──────── Input material

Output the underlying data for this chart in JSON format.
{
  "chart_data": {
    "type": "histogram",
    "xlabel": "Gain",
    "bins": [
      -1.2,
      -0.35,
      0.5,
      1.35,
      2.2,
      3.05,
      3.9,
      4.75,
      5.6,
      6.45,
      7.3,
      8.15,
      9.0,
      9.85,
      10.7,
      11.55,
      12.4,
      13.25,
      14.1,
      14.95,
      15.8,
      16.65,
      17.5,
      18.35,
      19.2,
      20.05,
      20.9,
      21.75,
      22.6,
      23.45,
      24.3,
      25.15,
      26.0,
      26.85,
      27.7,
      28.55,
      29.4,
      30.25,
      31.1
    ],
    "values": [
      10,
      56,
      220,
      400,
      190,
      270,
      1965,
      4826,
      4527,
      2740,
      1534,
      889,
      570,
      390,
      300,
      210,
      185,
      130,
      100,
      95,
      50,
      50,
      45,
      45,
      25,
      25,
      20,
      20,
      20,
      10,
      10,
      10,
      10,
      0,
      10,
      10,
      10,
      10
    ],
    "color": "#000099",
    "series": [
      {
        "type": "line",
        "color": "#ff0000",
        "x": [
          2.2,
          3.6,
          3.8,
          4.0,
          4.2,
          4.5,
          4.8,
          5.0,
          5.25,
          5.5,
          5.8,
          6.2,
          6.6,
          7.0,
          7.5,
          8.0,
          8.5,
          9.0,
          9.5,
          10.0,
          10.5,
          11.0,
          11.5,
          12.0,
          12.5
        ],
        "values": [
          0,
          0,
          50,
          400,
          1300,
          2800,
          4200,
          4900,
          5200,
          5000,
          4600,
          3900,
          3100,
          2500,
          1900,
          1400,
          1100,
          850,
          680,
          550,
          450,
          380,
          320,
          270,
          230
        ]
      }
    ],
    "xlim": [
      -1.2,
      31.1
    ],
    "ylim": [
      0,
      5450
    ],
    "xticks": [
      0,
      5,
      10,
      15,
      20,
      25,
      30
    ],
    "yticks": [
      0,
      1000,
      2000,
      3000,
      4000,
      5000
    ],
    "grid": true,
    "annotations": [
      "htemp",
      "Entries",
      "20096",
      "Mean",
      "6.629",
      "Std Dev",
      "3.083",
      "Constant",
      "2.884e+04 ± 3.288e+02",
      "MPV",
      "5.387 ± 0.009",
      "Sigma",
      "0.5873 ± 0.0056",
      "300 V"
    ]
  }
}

────────────────
──────── Input material

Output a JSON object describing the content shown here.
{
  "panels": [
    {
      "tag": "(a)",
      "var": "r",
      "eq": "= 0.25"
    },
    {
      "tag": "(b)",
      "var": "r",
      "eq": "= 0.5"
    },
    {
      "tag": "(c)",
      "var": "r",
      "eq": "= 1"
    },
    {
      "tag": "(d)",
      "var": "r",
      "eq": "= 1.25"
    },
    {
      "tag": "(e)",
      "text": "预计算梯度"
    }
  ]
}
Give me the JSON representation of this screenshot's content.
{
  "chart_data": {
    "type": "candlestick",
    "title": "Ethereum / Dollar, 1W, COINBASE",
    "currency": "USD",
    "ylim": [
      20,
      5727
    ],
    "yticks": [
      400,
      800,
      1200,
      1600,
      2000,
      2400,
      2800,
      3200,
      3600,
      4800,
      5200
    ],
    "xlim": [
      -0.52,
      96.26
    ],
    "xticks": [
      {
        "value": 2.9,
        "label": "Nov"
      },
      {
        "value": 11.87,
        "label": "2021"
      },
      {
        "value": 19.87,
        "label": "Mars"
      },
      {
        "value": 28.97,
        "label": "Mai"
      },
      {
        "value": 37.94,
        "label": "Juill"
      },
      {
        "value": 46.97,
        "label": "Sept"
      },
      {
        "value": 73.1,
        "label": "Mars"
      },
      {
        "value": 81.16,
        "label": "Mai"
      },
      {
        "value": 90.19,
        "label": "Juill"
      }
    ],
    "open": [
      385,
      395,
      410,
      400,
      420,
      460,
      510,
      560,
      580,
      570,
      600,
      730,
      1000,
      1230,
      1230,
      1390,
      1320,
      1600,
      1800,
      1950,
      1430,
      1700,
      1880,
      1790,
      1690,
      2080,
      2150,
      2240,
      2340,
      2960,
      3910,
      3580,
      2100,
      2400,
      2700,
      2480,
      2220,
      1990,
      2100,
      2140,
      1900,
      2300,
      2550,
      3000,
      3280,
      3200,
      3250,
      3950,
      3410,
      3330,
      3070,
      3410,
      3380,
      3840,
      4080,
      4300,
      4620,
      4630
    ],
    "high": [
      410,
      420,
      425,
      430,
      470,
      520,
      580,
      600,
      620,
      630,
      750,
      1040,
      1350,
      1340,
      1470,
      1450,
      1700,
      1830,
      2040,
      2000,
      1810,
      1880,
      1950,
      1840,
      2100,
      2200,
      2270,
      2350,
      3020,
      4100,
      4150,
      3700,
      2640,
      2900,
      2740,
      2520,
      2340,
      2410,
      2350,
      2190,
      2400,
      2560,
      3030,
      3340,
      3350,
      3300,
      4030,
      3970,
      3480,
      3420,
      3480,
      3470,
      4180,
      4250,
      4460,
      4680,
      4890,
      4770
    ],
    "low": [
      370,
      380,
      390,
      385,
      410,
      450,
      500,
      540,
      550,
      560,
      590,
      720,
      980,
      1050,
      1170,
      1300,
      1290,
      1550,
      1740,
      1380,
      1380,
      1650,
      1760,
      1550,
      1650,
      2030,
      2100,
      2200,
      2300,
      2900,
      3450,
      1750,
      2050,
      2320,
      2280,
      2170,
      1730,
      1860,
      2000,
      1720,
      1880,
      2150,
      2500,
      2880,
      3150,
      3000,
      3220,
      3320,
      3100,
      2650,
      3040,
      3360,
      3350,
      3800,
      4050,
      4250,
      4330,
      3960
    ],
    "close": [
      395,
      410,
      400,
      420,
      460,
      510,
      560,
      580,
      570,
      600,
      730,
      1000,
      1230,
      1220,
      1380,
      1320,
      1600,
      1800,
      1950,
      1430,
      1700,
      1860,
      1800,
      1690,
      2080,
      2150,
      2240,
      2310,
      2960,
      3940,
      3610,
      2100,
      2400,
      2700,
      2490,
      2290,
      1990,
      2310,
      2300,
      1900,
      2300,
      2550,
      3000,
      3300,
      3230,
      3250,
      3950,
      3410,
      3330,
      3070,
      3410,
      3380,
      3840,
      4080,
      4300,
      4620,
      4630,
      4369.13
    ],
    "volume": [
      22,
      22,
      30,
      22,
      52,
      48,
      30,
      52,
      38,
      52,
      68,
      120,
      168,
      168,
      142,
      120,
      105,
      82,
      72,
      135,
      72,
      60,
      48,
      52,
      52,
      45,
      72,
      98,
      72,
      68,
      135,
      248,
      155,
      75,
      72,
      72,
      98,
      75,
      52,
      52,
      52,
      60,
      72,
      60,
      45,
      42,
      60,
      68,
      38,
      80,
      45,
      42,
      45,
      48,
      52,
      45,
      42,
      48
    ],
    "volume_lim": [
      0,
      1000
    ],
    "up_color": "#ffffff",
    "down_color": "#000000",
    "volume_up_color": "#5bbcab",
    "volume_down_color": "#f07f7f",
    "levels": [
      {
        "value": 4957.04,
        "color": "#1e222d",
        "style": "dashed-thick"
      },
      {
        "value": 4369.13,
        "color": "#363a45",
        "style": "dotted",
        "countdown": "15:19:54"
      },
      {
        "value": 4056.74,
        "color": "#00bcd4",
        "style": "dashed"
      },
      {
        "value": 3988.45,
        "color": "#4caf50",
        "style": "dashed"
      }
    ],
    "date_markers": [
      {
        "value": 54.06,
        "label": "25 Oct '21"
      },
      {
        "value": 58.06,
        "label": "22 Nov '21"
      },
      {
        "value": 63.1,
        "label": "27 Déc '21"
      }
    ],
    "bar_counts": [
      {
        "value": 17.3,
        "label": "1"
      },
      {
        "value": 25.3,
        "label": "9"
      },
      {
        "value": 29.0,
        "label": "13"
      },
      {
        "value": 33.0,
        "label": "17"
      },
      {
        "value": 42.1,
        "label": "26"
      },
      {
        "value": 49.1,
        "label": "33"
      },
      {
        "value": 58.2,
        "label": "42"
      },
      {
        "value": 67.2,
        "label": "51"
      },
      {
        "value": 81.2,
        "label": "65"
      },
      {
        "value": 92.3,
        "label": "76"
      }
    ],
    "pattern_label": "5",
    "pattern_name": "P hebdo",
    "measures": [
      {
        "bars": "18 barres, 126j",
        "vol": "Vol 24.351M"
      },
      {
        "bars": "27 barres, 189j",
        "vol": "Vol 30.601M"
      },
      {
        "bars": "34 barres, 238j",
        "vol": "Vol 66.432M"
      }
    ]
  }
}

────────────────

Which lines contain the word "style"? Copy each of them.

        "style": "dashed-thick"
        "style": "dotted",
        "style": "dashed"
        "style": "dashed"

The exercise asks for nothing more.